> What to produce
From the line that includes "Give me the" to the last line of the data, quote each line precisely; both boundary lines belong in the answer.

^^^^^^^^^^^^^^^^

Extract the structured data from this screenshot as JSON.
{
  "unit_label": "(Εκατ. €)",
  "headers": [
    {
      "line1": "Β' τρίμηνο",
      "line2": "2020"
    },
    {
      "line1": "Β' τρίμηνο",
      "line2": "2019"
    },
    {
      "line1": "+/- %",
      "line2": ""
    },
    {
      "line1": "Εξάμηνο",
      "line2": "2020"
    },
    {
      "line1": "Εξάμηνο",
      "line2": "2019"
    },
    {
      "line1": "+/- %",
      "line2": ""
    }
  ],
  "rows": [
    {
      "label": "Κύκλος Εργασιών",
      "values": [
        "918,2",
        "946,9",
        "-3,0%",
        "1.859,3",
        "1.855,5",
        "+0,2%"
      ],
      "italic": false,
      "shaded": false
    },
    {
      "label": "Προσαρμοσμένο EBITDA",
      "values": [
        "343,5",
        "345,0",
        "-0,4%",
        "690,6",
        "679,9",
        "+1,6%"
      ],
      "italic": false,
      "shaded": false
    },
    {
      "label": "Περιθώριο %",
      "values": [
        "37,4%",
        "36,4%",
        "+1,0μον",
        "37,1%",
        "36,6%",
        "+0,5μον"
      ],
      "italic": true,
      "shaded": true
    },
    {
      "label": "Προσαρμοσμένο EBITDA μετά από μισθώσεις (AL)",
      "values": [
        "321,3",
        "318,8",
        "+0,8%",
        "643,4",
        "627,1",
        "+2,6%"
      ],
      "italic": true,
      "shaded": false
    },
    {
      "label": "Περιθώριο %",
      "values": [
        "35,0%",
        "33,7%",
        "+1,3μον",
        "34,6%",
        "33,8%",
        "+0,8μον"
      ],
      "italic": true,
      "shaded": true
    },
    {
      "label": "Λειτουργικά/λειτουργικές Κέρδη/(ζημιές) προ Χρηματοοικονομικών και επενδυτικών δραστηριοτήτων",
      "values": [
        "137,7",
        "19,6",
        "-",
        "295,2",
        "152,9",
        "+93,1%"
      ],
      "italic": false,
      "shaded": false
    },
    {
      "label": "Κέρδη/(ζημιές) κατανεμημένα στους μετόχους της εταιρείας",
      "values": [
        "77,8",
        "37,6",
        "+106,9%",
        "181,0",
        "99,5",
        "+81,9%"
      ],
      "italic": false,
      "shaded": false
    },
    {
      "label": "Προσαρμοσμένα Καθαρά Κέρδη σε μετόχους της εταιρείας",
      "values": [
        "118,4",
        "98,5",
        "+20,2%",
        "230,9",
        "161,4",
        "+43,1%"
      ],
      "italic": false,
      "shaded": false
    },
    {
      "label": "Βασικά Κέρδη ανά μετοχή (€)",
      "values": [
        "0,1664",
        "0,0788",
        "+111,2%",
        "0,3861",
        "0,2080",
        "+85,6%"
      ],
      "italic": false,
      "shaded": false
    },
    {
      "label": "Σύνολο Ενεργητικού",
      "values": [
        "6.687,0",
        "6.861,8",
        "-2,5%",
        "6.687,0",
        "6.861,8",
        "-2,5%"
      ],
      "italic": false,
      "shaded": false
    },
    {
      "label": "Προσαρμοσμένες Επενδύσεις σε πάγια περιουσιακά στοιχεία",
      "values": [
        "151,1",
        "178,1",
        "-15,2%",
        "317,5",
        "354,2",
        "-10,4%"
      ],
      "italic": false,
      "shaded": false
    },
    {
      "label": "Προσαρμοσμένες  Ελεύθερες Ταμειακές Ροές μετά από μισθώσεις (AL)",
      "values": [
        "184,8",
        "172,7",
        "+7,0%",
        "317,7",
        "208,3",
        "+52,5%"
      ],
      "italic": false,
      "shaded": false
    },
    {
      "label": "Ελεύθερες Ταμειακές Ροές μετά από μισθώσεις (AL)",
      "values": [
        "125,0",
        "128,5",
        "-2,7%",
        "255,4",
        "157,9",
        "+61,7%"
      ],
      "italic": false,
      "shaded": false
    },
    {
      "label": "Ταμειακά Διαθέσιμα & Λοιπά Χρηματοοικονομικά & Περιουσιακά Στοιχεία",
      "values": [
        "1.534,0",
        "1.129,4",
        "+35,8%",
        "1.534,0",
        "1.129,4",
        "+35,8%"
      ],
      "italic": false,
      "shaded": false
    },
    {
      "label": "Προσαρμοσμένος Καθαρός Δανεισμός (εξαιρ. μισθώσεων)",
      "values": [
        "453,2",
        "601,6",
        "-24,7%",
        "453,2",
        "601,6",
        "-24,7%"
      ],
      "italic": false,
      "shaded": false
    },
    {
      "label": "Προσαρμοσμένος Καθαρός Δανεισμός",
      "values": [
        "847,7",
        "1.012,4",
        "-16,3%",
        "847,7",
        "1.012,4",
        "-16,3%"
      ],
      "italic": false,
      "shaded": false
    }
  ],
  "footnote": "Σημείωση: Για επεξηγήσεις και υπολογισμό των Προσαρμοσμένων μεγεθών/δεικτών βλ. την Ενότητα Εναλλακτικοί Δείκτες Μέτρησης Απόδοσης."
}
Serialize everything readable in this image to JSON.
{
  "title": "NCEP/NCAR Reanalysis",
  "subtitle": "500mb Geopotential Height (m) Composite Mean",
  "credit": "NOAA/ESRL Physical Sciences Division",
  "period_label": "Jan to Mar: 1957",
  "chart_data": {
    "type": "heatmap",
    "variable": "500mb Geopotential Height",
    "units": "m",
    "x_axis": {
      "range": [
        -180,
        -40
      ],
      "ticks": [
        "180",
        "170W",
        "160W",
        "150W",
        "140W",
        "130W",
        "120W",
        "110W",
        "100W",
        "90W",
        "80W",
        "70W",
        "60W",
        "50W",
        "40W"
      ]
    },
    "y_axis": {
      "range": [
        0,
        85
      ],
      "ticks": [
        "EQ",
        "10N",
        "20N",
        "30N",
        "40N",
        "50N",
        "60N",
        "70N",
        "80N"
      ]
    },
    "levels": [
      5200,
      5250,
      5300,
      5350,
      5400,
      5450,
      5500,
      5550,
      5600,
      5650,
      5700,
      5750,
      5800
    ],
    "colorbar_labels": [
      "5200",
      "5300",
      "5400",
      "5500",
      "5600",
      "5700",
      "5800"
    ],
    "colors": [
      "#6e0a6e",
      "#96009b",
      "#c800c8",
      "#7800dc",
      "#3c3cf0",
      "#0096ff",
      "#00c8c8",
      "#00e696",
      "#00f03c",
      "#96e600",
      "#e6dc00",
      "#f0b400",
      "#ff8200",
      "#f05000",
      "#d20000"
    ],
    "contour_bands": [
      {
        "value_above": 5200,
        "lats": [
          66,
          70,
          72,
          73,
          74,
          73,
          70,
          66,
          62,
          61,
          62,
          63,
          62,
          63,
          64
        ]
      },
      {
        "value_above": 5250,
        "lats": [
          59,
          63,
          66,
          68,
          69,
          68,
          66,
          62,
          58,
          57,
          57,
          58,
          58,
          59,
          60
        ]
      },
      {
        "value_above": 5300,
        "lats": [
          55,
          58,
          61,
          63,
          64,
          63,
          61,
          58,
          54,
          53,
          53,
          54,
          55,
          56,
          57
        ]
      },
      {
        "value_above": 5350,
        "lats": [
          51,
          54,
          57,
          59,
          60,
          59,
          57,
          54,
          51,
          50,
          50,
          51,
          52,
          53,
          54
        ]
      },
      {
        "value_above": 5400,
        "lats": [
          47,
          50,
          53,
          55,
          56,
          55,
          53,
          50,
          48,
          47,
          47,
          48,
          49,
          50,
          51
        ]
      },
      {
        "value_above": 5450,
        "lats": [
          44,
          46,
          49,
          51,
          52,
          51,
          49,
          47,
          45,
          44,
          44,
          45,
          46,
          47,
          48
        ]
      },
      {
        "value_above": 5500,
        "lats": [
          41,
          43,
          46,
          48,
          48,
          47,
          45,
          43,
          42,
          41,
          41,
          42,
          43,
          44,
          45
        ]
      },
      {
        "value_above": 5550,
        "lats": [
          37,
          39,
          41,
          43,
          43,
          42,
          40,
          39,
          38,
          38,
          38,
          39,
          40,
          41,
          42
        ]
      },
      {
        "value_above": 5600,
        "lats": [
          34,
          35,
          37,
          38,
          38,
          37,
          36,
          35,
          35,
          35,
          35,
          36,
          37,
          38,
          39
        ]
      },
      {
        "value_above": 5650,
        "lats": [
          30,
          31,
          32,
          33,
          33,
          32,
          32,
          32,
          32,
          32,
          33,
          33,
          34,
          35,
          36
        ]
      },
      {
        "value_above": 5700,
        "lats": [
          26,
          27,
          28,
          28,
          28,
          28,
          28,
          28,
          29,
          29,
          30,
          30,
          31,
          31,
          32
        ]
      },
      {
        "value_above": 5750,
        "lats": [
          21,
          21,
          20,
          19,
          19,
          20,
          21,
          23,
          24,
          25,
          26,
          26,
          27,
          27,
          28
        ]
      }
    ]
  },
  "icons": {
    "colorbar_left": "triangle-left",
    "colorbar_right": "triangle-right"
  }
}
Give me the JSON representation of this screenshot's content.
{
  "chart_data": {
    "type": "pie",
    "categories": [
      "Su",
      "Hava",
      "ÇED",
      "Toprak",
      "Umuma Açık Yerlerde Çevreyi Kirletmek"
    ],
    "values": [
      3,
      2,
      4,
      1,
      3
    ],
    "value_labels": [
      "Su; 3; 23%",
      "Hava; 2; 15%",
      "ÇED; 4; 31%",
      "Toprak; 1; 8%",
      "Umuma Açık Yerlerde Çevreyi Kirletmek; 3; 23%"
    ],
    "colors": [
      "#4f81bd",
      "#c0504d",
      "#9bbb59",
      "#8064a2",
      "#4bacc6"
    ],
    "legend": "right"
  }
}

^^^^^^^^^^^^^^^^

> Written reply
Give me the JSON representation of this screenshot's content.
{
  "chart_data": {
    "type": "pie",
    "categories": [
      "Su",
      "Hava",
      "ÇED",
      "Toprak",
      "Umuma Açık Yerlerde Çevreyi Kirletmek"
    ],
    "values": [
      3,
      2,
      4,
      1,
      3
    ],
    "value_labels": [
      "Su; 3; 23%",
      "Hava; 2; 15%",
      "ÇED; 4; 31%",
      "Toprak; 1; 8%",
      "Umuma Açık Yerlerde Çevreyi Kirletmek; 3; 23%"
    ],
    "colors": [
      "#4f81bd",
      "#c0504d",
      "#9bbb59",
      "#8064a2",
      "#4bacc6"
    ],
    "legend": "right"
  }
}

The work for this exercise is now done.